## Exercise aim
Arrange the material below as a Markdown table with the columns Row and Line. Include everything from the first line down through the line containing "issued-date: Issued: 21/07/2025: [567, 101, 683, 115]", number each line, and leave out blank lines.

>>>>>

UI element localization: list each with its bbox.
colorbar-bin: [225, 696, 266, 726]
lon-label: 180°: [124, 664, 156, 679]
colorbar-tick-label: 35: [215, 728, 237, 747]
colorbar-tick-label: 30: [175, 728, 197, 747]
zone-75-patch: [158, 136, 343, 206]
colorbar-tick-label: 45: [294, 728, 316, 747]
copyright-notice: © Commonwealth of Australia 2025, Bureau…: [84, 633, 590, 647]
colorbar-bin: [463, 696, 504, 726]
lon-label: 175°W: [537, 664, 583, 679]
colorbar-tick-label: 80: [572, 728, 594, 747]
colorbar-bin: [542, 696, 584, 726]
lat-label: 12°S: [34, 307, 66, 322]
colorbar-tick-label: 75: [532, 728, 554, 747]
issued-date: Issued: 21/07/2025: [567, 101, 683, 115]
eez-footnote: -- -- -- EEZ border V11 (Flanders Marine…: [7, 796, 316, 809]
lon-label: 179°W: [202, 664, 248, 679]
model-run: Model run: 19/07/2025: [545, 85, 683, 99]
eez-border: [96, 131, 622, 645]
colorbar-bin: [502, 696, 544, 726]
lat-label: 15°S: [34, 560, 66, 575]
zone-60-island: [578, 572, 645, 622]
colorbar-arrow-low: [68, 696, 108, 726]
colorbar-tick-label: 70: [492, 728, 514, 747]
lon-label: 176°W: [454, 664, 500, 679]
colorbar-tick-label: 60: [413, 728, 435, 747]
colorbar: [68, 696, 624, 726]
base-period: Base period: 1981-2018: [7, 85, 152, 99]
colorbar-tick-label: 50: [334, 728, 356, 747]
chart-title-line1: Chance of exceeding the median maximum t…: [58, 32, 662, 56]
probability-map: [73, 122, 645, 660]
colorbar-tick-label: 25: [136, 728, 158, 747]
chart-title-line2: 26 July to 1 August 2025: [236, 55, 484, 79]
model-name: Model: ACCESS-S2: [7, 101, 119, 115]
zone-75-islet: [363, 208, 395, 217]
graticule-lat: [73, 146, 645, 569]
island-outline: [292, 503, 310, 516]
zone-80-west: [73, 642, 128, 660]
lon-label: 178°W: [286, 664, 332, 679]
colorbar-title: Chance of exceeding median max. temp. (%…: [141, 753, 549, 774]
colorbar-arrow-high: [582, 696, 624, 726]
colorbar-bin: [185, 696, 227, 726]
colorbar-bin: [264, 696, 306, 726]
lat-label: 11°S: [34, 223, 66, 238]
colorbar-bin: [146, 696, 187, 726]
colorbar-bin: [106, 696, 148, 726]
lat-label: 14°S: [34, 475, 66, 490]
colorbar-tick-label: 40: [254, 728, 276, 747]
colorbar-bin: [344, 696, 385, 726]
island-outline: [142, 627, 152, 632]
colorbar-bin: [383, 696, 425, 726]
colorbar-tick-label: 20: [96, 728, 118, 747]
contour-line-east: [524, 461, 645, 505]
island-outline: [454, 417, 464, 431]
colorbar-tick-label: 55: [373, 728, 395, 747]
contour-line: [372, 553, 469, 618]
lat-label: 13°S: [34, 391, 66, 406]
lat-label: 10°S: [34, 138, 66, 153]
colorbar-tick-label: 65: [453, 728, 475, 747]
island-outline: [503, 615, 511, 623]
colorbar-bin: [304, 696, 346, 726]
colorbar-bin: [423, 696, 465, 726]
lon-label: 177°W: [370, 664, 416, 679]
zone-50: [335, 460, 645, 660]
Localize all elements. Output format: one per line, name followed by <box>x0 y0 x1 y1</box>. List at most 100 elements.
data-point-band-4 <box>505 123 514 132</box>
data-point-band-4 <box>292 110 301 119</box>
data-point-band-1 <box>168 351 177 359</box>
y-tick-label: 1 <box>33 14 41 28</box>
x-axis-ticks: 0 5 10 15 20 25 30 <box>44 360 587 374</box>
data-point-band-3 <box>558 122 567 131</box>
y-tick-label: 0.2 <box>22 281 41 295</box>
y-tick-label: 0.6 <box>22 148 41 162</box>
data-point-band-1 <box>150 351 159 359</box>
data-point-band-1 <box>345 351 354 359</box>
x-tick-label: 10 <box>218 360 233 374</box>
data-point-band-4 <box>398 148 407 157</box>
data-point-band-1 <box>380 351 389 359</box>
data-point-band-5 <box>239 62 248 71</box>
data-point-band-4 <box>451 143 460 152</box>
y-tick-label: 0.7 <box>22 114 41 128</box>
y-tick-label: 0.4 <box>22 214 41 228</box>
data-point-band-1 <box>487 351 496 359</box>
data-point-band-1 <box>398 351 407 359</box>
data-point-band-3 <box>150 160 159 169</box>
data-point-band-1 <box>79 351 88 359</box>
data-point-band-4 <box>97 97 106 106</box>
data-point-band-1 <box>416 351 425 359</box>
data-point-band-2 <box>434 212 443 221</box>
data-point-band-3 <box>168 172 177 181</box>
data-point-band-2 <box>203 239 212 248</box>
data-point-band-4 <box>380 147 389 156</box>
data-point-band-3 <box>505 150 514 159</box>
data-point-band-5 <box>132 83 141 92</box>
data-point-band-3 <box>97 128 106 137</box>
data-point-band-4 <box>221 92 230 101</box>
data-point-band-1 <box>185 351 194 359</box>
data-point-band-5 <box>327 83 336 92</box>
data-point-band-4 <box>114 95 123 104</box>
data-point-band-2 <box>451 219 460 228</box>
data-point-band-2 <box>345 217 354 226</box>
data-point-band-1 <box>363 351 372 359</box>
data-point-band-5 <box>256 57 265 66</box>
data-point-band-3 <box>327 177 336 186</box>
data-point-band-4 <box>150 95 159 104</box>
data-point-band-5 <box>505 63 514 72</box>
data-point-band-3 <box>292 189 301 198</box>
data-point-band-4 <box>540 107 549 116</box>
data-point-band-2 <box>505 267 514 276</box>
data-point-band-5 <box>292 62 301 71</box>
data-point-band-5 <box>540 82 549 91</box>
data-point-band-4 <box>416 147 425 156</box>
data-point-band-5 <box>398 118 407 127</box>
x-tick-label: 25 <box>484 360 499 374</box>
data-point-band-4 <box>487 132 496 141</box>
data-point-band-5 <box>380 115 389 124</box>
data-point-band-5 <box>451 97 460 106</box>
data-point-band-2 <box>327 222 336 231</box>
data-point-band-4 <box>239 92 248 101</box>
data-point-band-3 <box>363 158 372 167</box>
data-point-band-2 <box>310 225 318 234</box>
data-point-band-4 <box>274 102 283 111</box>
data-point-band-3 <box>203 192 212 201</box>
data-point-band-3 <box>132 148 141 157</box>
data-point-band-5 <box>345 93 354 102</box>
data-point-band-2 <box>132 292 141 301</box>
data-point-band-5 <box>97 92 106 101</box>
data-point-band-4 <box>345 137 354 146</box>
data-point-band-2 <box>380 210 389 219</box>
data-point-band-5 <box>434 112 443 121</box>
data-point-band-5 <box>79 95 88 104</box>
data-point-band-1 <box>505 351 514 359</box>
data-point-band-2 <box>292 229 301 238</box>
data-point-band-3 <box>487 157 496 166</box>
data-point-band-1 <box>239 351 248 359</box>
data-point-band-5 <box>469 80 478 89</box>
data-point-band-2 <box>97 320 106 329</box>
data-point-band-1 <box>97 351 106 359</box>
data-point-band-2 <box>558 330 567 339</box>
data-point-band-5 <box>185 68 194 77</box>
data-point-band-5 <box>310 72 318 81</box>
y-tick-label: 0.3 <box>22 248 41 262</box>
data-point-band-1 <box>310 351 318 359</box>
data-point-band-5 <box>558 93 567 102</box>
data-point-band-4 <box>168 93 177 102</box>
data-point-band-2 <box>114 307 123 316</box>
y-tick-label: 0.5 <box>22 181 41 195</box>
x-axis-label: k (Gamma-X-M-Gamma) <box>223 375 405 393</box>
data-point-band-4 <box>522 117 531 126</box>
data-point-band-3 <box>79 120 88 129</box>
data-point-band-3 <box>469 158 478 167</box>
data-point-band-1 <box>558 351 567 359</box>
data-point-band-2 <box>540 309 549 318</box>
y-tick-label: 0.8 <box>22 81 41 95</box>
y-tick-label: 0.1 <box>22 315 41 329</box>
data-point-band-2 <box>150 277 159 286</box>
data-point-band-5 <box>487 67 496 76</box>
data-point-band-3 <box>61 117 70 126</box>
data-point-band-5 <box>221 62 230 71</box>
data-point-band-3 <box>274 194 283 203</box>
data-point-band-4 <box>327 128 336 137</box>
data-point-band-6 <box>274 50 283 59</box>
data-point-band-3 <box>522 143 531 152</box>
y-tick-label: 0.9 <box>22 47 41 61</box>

<<<<<

## Solution below
| Row | Line |
|---|---|
| 1 | UI element localization: list each with its bbox. |
| 2 | colorbar-bin: [225, 696, 266, 726] |
| 3 | lon-label: 180°: [124, 664, 156, 679] |
| 4 | colorbar-tick-label: 35: [215, 728, 237, 747] |
| 5 | colorbar-tick-label: 30: [175, 728, 197, 747] |
| 6 | zone-75-patch: [158, 136, 343, 206] |
| 7 | colorbar-tick-label: 45: [294, 728, 316, 747] |
| 8 | copyright-notice: © Commonwealth of Australia 2025, Bureau…: [84, 633, 590, 647] |
| 9 | colorbar-bin: [463, 696, 504, 726] |
| 10 | lon-label: 175°W: [537, 664, 583, 679] |
| 11 | colorbar-tick-label: 80: [572, 728, 594, 747] |
| 12 | colorbar-bin: [542, 696, 584, 726] |
| 13 | lat-label: 12°S: [34, 307, 66, 322] |
| 14 | colorbar-tick-label: 75: [532, 728, 554, 747] |
| 15 | issued-date: Issued: 21/07/2025: [567, 101, 683, 115] |